* **SHORT EXERCISE**
Set out every line bearing the string "资产配置报告".
═══ TASK INPUT ═══
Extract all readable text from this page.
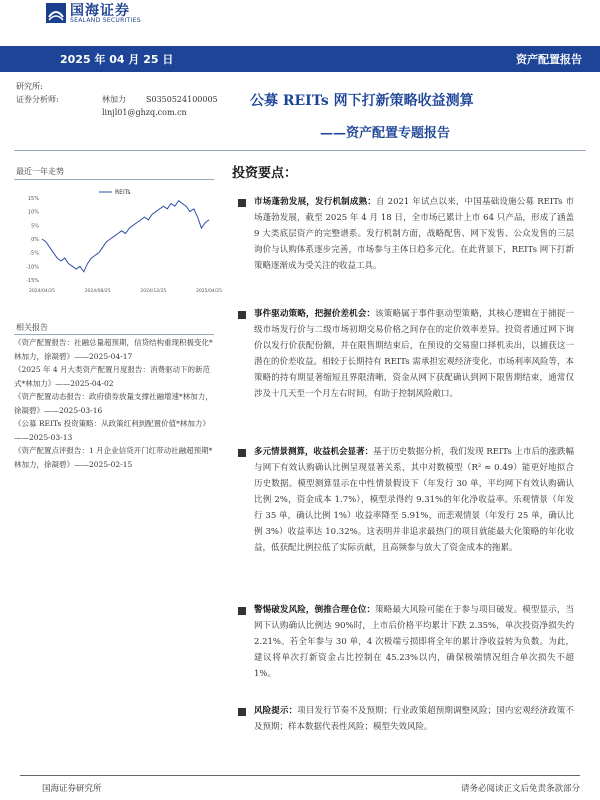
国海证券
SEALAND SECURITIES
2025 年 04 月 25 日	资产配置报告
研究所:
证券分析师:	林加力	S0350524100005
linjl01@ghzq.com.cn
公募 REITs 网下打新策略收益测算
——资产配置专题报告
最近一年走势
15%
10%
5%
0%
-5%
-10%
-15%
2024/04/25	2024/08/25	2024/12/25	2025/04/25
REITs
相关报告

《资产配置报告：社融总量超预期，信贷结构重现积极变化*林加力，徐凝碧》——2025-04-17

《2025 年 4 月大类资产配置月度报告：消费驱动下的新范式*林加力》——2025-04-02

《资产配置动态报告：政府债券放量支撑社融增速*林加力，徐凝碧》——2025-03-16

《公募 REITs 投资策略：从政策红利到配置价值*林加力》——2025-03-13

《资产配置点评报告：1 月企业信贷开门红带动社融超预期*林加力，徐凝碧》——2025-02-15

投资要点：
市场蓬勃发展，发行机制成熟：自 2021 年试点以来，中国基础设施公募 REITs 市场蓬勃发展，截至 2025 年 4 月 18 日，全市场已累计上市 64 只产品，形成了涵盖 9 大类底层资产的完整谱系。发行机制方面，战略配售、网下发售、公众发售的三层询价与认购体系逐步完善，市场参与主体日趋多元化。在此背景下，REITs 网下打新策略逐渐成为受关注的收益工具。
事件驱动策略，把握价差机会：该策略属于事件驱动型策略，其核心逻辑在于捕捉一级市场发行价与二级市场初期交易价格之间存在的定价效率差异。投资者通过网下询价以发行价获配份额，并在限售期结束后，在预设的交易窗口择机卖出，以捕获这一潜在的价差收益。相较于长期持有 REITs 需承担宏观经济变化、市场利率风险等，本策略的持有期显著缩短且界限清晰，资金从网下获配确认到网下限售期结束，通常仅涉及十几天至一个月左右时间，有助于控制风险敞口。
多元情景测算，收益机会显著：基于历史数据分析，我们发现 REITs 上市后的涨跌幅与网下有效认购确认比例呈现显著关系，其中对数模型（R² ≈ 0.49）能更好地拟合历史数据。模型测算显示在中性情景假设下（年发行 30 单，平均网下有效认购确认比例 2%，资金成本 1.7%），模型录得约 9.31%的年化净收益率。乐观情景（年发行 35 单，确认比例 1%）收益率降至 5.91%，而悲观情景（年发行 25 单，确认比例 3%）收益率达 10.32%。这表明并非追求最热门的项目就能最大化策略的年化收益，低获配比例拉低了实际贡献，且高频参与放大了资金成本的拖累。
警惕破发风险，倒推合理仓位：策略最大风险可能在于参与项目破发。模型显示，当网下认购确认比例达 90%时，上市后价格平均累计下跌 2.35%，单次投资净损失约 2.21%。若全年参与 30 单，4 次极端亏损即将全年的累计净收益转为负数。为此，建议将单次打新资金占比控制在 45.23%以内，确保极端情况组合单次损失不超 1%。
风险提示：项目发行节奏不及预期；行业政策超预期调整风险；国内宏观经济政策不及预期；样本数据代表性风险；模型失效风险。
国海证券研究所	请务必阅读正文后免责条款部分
═══
═══ TASK INPUT ═══
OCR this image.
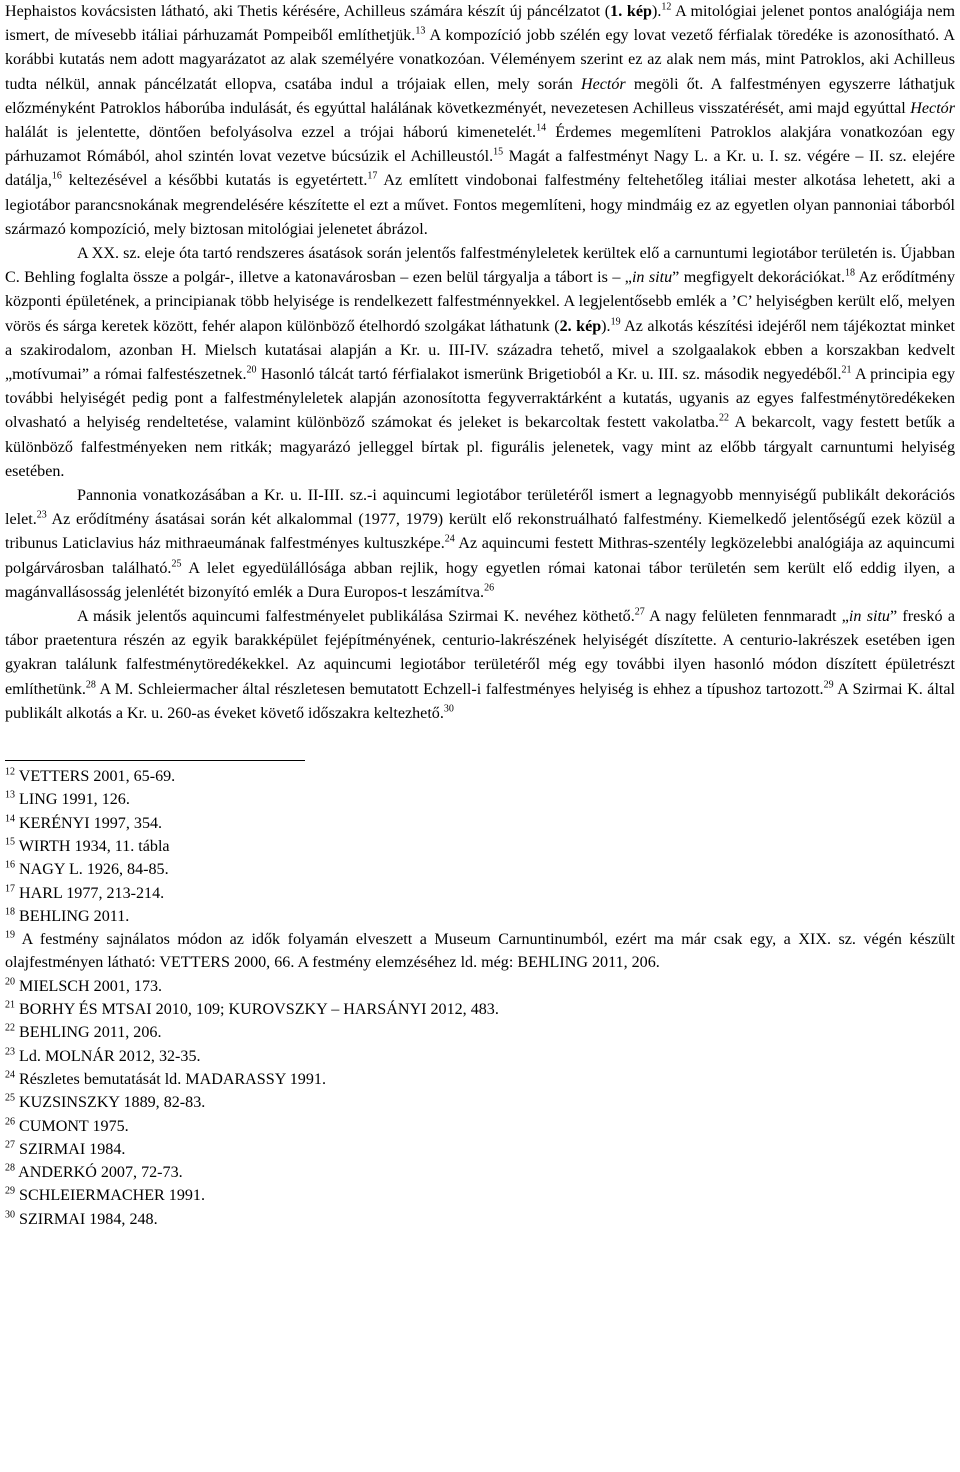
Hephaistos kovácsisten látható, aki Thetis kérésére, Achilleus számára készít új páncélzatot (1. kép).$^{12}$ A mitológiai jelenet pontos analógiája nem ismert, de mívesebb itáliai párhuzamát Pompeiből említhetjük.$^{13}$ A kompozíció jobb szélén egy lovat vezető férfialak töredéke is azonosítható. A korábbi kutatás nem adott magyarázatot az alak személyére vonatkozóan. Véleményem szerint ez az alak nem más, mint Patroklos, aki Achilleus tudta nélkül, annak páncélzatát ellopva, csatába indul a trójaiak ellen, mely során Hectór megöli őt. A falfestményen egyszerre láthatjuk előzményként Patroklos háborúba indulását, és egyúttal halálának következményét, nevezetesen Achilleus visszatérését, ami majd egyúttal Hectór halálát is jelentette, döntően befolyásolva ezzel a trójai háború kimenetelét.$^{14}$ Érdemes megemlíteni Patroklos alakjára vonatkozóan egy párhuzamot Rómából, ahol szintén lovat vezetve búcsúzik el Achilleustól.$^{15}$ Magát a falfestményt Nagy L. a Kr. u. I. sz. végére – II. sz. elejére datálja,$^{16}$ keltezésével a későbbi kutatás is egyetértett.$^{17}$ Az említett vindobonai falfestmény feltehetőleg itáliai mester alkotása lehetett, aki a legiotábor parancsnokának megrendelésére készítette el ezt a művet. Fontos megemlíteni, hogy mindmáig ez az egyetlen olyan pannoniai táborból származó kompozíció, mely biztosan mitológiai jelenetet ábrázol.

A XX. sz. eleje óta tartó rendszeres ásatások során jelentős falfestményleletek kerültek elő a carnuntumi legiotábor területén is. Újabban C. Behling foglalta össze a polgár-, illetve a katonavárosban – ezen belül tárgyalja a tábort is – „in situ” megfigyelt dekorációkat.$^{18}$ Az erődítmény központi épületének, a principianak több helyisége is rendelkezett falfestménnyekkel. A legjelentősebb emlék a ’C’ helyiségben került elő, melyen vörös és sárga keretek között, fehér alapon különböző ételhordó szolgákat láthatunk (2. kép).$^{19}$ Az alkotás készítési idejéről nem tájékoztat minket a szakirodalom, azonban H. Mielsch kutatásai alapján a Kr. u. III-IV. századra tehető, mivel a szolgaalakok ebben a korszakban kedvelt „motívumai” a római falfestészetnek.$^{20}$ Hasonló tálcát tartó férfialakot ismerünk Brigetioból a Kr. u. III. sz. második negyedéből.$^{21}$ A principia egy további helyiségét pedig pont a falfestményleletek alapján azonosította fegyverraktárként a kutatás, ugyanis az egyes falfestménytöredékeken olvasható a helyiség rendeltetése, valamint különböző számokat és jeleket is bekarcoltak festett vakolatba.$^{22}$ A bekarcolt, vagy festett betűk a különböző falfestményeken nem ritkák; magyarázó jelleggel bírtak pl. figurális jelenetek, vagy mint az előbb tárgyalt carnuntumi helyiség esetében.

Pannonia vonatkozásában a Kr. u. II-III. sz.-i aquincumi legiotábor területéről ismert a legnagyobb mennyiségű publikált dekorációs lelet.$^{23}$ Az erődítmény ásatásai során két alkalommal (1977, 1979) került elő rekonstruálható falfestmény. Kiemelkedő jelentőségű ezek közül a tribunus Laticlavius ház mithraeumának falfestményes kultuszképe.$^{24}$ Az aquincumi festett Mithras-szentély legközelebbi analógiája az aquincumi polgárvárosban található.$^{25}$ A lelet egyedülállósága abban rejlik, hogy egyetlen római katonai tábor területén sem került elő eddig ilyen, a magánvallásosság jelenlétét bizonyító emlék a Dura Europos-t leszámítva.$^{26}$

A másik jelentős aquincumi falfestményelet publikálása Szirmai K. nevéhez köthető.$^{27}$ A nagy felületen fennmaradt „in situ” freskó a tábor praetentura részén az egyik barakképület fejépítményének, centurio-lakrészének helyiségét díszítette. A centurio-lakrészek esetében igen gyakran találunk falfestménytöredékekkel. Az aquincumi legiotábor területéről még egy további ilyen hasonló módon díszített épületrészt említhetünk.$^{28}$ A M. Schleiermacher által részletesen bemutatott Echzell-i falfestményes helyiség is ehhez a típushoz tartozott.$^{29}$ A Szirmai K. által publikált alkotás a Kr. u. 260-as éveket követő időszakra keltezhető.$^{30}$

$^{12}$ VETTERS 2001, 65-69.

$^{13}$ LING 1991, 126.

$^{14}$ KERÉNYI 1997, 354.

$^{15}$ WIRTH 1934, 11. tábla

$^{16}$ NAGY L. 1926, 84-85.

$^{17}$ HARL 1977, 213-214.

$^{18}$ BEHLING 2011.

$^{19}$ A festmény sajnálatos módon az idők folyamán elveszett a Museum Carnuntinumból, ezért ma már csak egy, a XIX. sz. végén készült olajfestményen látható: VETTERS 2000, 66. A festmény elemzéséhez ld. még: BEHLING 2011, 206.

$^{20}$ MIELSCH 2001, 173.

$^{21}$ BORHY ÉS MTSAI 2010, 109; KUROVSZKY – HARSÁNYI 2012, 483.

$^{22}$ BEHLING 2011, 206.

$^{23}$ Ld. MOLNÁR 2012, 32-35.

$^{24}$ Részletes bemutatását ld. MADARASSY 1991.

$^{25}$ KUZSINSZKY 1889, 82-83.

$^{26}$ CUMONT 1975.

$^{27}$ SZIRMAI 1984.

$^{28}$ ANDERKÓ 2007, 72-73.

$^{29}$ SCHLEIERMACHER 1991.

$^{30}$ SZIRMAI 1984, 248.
═══
* **TASK ANSWER**
2025 年 04 月 25 日	资产配置报告
《资产配置报告：社融总量超预期，信贷结构重现积极变化*林加力，徐凝碧》——2025-04-17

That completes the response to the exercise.